> Given instruction
Filter the records below for the word "heading". Copy each line that holds it.

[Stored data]
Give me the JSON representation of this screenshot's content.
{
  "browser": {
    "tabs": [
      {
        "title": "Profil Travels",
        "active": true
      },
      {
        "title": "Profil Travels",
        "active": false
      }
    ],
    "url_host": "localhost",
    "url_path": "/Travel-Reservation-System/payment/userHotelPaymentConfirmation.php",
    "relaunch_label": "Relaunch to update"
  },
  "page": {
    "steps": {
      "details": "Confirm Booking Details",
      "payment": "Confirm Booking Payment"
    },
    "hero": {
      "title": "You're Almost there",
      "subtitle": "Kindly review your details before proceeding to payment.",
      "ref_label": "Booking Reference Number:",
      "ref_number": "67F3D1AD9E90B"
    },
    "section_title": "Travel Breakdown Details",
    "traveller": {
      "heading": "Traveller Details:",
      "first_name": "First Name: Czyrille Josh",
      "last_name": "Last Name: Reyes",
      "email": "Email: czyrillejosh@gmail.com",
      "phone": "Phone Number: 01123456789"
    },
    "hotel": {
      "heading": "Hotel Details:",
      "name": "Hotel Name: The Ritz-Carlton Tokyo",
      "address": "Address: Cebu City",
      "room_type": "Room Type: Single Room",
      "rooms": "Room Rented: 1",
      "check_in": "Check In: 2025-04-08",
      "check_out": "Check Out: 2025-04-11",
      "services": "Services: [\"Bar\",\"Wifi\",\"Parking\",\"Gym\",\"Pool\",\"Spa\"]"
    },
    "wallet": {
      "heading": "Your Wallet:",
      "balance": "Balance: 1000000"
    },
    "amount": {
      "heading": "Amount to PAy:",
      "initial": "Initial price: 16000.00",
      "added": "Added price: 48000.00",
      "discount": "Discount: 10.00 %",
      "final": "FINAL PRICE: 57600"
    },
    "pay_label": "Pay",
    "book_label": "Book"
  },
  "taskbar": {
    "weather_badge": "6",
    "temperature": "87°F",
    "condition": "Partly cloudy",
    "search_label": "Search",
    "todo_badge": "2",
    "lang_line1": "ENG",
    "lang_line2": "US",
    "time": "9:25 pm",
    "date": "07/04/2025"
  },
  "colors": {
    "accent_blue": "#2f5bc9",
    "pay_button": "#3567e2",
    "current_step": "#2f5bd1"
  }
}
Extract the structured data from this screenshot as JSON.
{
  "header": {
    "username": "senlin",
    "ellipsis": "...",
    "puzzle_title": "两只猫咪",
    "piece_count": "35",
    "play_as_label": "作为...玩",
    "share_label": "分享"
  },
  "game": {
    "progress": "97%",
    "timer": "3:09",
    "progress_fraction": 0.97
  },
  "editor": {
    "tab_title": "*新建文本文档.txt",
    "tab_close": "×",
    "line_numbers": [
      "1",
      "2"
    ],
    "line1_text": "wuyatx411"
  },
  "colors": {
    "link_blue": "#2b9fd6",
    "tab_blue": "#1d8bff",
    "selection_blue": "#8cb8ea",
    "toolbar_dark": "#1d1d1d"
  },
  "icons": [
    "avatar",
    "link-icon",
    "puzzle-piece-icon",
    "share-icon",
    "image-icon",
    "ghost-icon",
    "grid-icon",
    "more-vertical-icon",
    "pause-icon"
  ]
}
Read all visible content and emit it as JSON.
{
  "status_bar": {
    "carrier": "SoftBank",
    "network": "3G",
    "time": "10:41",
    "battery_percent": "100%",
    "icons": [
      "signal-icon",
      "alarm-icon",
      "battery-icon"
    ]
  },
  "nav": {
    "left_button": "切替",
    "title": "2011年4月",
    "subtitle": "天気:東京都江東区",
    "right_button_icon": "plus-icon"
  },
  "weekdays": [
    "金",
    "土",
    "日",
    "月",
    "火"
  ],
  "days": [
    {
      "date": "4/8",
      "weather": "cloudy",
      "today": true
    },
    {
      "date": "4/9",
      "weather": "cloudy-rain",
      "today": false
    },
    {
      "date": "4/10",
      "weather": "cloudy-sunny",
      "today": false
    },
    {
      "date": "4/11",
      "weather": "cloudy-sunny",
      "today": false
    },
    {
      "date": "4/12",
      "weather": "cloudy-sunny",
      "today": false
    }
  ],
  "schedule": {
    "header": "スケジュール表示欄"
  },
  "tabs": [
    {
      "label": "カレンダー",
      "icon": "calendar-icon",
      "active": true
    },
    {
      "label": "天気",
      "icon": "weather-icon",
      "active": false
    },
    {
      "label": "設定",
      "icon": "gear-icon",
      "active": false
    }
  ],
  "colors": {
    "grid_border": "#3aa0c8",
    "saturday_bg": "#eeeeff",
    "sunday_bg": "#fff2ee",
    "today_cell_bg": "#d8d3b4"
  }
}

> Solution to this task
      "heading": "Traveller Details:",
      "heading": "Hotel Details:",
      "heading": "Your Wallet:",
      "heading": "Amount to PAy:",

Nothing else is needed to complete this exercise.